> Your goal
Check each line of the listing below for the string "ylabel", and give only how many lines hold it.

> Extracted material

────

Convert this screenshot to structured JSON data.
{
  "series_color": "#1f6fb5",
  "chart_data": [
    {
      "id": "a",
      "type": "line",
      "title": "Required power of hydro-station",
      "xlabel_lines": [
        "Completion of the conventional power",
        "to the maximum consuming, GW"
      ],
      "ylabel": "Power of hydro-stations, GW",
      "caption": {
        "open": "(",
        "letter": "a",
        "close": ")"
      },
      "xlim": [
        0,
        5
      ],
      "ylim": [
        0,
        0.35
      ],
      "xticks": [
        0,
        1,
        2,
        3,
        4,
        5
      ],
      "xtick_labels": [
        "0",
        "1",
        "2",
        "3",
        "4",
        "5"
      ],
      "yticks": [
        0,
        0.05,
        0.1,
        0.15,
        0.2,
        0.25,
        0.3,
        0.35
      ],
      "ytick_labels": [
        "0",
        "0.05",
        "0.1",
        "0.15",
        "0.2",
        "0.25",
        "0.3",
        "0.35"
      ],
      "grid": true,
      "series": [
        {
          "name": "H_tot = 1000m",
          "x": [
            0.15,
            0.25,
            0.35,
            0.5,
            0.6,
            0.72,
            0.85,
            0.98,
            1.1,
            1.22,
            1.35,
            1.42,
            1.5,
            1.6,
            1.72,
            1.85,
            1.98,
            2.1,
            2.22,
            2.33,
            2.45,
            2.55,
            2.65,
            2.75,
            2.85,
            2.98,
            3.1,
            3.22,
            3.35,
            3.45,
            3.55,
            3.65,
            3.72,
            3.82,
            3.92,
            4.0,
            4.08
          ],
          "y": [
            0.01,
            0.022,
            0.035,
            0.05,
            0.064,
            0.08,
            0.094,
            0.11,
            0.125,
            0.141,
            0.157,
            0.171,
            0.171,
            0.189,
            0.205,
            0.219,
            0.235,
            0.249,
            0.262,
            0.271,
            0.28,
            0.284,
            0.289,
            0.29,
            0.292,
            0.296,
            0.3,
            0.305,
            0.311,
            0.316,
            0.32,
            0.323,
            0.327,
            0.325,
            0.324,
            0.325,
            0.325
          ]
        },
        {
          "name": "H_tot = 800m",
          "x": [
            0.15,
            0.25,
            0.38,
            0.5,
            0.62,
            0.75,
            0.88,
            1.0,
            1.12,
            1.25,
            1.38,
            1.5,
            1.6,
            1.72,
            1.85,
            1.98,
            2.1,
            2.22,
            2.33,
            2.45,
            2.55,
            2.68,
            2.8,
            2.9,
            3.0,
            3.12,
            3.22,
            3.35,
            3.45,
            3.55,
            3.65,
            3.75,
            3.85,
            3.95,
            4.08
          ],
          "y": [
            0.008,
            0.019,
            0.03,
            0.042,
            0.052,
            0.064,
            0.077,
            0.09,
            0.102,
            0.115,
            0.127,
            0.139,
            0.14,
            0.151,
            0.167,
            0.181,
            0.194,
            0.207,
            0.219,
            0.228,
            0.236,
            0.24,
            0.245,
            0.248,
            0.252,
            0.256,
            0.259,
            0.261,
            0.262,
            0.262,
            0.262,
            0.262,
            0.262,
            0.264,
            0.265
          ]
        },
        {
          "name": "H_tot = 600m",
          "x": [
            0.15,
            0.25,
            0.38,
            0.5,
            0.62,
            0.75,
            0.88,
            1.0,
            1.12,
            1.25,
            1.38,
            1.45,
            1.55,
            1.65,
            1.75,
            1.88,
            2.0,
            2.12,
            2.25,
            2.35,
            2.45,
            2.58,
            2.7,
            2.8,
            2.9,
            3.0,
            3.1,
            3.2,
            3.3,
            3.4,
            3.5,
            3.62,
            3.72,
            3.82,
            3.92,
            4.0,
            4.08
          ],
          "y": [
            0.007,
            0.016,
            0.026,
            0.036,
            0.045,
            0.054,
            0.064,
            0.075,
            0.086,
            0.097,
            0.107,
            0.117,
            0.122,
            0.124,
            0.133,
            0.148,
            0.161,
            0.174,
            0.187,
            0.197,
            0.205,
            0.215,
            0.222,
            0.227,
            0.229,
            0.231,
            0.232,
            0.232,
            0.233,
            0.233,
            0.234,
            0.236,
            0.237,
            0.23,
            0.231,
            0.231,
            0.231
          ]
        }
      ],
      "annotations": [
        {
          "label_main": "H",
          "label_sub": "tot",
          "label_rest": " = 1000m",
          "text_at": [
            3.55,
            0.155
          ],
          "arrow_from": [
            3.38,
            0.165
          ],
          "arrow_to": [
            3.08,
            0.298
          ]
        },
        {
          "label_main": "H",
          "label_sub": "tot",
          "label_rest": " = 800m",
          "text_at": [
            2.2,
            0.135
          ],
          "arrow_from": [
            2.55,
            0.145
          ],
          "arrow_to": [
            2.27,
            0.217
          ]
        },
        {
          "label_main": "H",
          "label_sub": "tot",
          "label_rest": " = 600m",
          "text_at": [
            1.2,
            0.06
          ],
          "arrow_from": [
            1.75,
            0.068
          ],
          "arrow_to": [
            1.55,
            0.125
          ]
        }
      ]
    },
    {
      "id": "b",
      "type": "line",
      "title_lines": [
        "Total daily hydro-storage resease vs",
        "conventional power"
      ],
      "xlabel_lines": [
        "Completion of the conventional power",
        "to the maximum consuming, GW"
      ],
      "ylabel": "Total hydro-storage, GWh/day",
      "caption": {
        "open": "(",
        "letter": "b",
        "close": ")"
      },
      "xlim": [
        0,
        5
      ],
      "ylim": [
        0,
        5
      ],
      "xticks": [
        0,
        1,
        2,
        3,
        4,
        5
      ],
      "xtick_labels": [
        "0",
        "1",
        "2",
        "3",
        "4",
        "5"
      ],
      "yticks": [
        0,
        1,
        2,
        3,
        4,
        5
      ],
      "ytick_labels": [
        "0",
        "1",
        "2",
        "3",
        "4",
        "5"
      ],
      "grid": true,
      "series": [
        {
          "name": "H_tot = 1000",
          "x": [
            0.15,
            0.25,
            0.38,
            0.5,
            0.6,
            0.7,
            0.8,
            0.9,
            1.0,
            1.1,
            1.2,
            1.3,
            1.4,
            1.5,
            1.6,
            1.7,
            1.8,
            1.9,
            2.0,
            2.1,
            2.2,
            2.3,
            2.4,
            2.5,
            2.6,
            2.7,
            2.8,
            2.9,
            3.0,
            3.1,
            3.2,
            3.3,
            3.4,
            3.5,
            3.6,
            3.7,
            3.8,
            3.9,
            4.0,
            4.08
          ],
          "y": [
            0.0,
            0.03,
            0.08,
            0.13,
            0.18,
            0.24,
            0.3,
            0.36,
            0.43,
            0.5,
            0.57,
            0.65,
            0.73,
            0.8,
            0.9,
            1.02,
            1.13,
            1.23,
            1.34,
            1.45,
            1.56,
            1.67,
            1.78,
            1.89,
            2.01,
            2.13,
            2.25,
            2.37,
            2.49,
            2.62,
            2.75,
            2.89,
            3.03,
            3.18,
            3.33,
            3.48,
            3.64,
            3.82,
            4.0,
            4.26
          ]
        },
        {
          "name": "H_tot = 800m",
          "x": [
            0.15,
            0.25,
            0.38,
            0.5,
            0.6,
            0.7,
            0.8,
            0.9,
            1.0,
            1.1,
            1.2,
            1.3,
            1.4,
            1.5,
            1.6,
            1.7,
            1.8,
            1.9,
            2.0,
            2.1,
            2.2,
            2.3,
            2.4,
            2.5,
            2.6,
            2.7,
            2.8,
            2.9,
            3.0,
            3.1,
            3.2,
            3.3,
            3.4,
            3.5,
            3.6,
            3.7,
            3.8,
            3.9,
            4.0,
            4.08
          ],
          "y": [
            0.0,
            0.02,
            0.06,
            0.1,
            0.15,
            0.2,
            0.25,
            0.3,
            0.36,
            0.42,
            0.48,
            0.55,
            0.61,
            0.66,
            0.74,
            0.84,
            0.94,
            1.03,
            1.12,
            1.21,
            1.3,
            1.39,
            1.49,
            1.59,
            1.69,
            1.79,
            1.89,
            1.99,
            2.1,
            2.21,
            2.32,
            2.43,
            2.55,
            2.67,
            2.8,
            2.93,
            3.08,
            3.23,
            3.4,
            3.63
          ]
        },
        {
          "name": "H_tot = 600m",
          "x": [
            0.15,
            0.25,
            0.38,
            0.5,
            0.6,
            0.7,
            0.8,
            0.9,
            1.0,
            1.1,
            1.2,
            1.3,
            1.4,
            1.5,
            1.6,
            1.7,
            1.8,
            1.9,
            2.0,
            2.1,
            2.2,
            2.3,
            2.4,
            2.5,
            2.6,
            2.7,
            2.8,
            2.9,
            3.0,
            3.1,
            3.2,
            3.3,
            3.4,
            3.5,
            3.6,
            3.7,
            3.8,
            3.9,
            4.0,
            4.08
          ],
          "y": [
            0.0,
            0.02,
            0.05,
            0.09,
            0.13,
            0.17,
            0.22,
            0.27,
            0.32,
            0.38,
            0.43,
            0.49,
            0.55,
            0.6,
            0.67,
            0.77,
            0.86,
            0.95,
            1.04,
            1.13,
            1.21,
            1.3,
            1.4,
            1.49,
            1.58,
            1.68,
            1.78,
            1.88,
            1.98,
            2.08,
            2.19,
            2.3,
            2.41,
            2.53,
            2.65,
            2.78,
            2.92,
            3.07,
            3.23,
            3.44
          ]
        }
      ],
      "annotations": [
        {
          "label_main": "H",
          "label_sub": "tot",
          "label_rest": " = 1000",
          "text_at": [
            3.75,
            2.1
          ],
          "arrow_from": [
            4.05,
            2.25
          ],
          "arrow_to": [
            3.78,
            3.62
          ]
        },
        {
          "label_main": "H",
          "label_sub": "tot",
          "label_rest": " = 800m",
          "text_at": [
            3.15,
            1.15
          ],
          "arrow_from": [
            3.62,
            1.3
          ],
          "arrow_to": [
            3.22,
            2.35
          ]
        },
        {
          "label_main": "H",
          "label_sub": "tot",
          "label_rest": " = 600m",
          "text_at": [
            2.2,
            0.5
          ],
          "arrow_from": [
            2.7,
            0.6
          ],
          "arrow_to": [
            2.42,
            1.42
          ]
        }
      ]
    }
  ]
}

────

> Reply to the exercise
2